EXERCISE SET:
A. In the patent dispute excerpt, which article of the TFEU is cited for the allegation of abuse of a dominant position?
B. Return the part of the patent dispute excerpt starting with "Since the competition" and going on through "proposals are not FRAND.".

EXCERPTED TEXT:

# # # # #

Further key aspects of the defendants' position in these proceedings involve allegations about competition law and FRAND. The detailed positions of the defendants vary but at this stage the matter can be summarised broadly. Ericsson participated in the standard setting process in Europe involving ETSI. Ericsson therefore declared its SEPs to ETSI as essential under the ETSI IPR Policy and gave a FRAND undertaking. It is argued that in transferring patents to Unwired Planet, there was a failure to ensure the transfer of an enforceable FRAND obligation. It is also argued that in splitting Ericsson's SEP portfolio into two parts (Ericsson retains some SEPs itself and transferred some to Unwired Planet) a breach of competition law has taken place in that unfair higher royalties will be earned. There is a point that the agreement and assignment arrangements by which Ericsson transferred patents to Unwired Planet contained terms which were in breach of competition law (Article 101(1) TFEU). On that basis the transfer is said to be void and Unwired Planet has no title to sue. There is also a point referred to as the 'Ericsson control defence'. The allegation is that, even if Unwired Planet is the legal owner of the patents, Ericsson retains control over those patents so that Samsung has a licence to those patents under its licence agreement with Ericsson, or is entitled to procure from Ericsson the grant of a licence. There are allegations of a breach of Art 102 TFEU (abuse of a dominant position). Here it is alleged that the terms offered by Unwired Planet are not FRAND. Another allegation is that in seeking an injunction in these proceedings Unwired Planet has acted contrary to Art 102 TFEU.

11

Since the competition law arguments involve more parties than the claimant company, Ericsson and two other Unwired Planet companies have been joined into the proceedings. Ericsson and Unwired Planet deny any breaches of competition law and any breach of a FRAND obligation. Unwired Planet denies its April and July proposals are not FRAND.

# # # # #

EXTRACTED DATA:
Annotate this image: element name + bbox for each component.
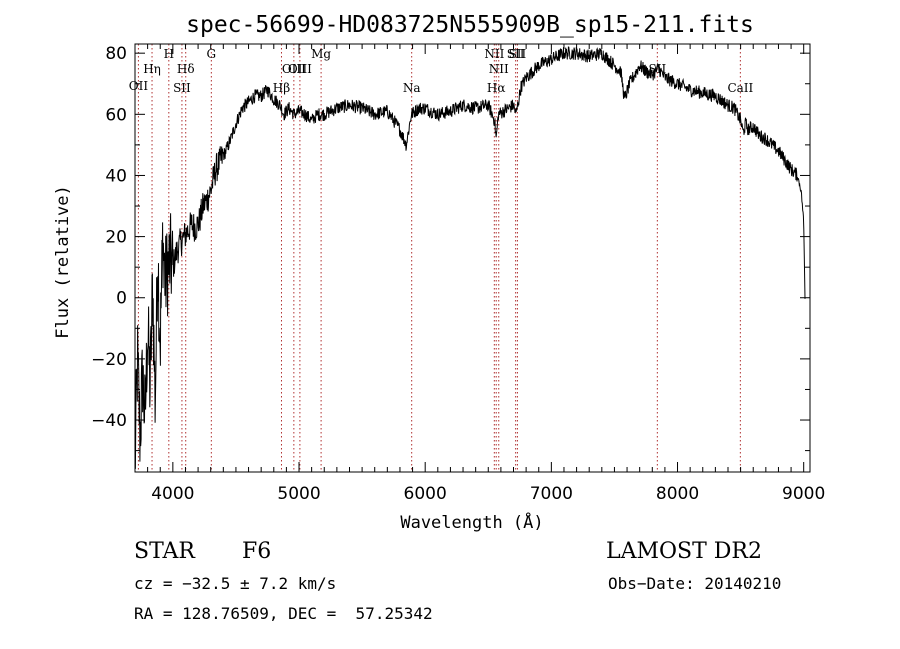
line-marker-label: NII [489, 62, 509, 76]
line-marker-label: SII [507, 47, 525, 61]
line-marker-label: H [164, 47, 174, 61]
y-tick-label: −20 [91, 350, 127, 370]
survey-name: LAMOST DR2 [606, 539, 762, 564]
spectrum-line [134, 46, 806, 469]
y-axis: −40 −20 0 20 40 60 80 [91, 44, 810, 452]
line-marker-label: Mg [311, 47, 331, 61]
y-tick-label: 0 [116, 289, 127, 309]
line-marker-label: CaII [727, 81, 753, 95]
line-marker-label: SII [509, 47, 527, 61]
x-tick-label: 6000 [404, 484, 447, 504]
y-axis-label: Flux (relative) [53, 185, 73, 339]
spectral-line-labels: OIIHηHHδSIIGHβOIIIOIIIMgNaNIINIIHαSIISII… [129, 47, 754, 95]
y-tick-label: 80 [105, 44, 127, 64]
coordinates: RA = 128.76509, DEC = 57.25342 [134, 604, 433, 623]
line-marker-label: Hβ [273, 81, 290, 95]
observation-date: Obs−Date: 20140210 [608, 574, 782, 593]
line-marker-label: Na [403, 81, 421, 95]
line-marker-label: G [207, 47, 217, 61]
chart-title: spec-56699-HD083725N555909B_sp15-211.fit… [186, 12, 754, 38]
x-tick-label: 4000 [151, 484, 194, 504]
x-tick-label: 8000 [656, 484, 699, 504]
line-marker-label: Hδ [177, 62, 195, 76]
x-axis-label: Wavelength (Å) [400, 511, 543, 533]
line-marker-label: OII [129, 79, 149, 93]
y-tick-label: 20 [105, 228, 127, 248]
line-marker-label: Hη [143, 62, 161, 76]
x-tick-label: 5000 [277, 484, 320, 504]
y-tick-label: 40 [105, 166, 127, 186]
x-axis: 4000 5000 6000 7000 8000 9000 [134, 44, 825, 504]
object-subclass: F6 [242, 539, 272, 564]
line-marker-label: SII [173, 81, 191, 95]
spectral-line-markers [137, 44, 741, 472]
x-tick-label: 7000 [530, 484, 573, 504]
plot-frame [134, 43, 811, 473]
line-marker-label: OIII [282, 62, 306, 76]
line-marker-label: Hα [487, 81, 506, 95]
line-marker-label: OIII [288, 62, 312, 76]
y-tick-label: −40 [91, 411, 127, 431]
object-class: STAR [134, 539, 195, 564]
x-tick-label: 9000 [782, 484, 825, 504]
redshift-cz: cz = −32.5 ± 7.2 km/s [134, 574, 337, 593]
y-tick-label: 60 [105, 105, 127, 125]
line-marker-label: NII [484, 47, 504, 61]
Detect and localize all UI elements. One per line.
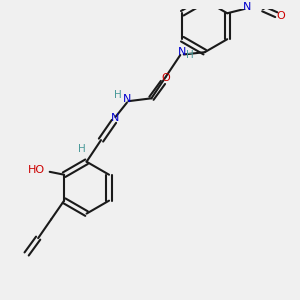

# # # # #

WORKED ANSWERS:
A. Article 102 TFEU

B.
Since the competition law arguments involve more parties than the claimant company, Ericsson and two other Unwired Planet companies have been joined into the proceedings. Ericsson and Unwired Planet deny any breaches of competition law and any breach of a FRAND obligation. Unwired Planet denies its April and July proposals are not FRAND.